### Given records
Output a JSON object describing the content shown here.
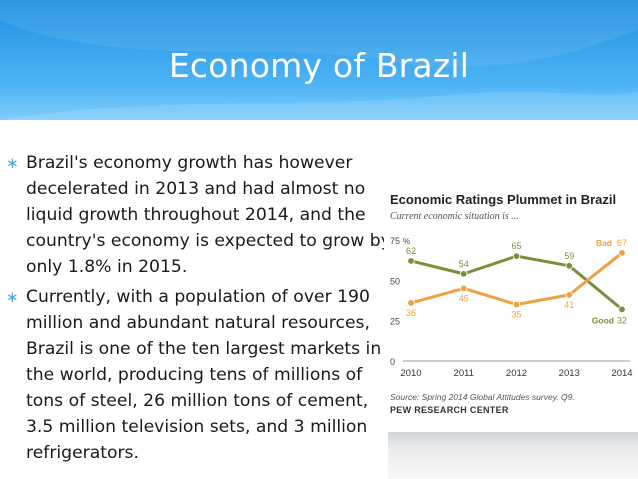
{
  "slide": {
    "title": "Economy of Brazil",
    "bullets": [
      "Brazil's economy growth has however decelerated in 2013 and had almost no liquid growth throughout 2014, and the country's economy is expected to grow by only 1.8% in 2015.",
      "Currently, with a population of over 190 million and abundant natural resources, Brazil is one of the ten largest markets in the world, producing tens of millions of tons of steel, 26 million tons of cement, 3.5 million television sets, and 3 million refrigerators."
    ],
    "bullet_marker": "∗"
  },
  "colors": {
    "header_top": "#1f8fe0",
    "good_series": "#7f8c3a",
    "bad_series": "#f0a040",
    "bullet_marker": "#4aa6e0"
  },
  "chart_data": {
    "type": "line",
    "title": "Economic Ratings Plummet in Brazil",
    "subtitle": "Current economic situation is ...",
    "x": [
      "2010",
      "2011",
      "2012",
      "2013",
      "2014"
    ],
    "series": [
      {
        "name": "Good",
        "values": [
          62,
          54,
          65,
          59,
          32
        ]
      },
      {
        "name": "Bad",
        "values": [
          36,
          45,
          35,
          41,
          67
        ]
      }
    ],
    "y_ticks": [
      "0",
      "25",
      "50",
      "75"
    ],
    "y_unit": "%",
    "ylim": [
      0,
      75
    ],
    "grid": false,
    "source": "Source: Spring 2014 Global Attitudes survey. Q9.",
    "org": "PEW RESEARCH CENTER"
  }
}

### Stated goal
From the material above, copy everything exactly but the pictures.

### Final result
Output a JSON object describing the content shown here.
{
  "slide": {
    "title": "Economy of Brazil",
    "bullets": [
      "Brazil's economy growth has however decelerated in 2013 and had almost no liquid growth throughout 2014, and the country's economy is expected to grow by only 1.8% in 2015.",
      "Currently, with a population of over 190 million and abundant natural resources, Brazil is one of the ten largest markets in the world, producing tens of millions of tons of steel, 26 million tons of cement, 3.5 million television sets, and 3 million refrigerators."
    ],
    "bullet_marker": "∗"
  },
  "colors": {
    "header_top": "#1f8fe0",
    "good_series": "#7f8c3a",
    "bad_series": "#f0a040",
    "bullet_marker": "#4aa6e0"
  },
  "chart_data": {
    "type": "line",
    "title": "Economic Ratings Plummet in Brazil",
    "subtitle": "Current economic situation is ...",
    "x": [
      "2010",
      "2011",
      "2012",
      "2013",
      "2014"
    ],
    "series": [
      {
        "name": "Good",
        "values": [
          62,
          54,
          65,
          59,
          32
        ]
      },
      {
        "name": "Bad",
        "values": [
          36,
          45,
          35,
          41,
          67
        ]
      }
    ],
    "y_ticks": [
      "0",
      "25",
      "50",
      "75"
    ],
    "y_unit": "%",
    "ylim": [
      0,
      75
    ],
    "grid": false,
    "source": "Source: Spring 2014 Global Attitudes survey. Q9.",
    "org": "PEW RESEARCH CENTER"
  }
}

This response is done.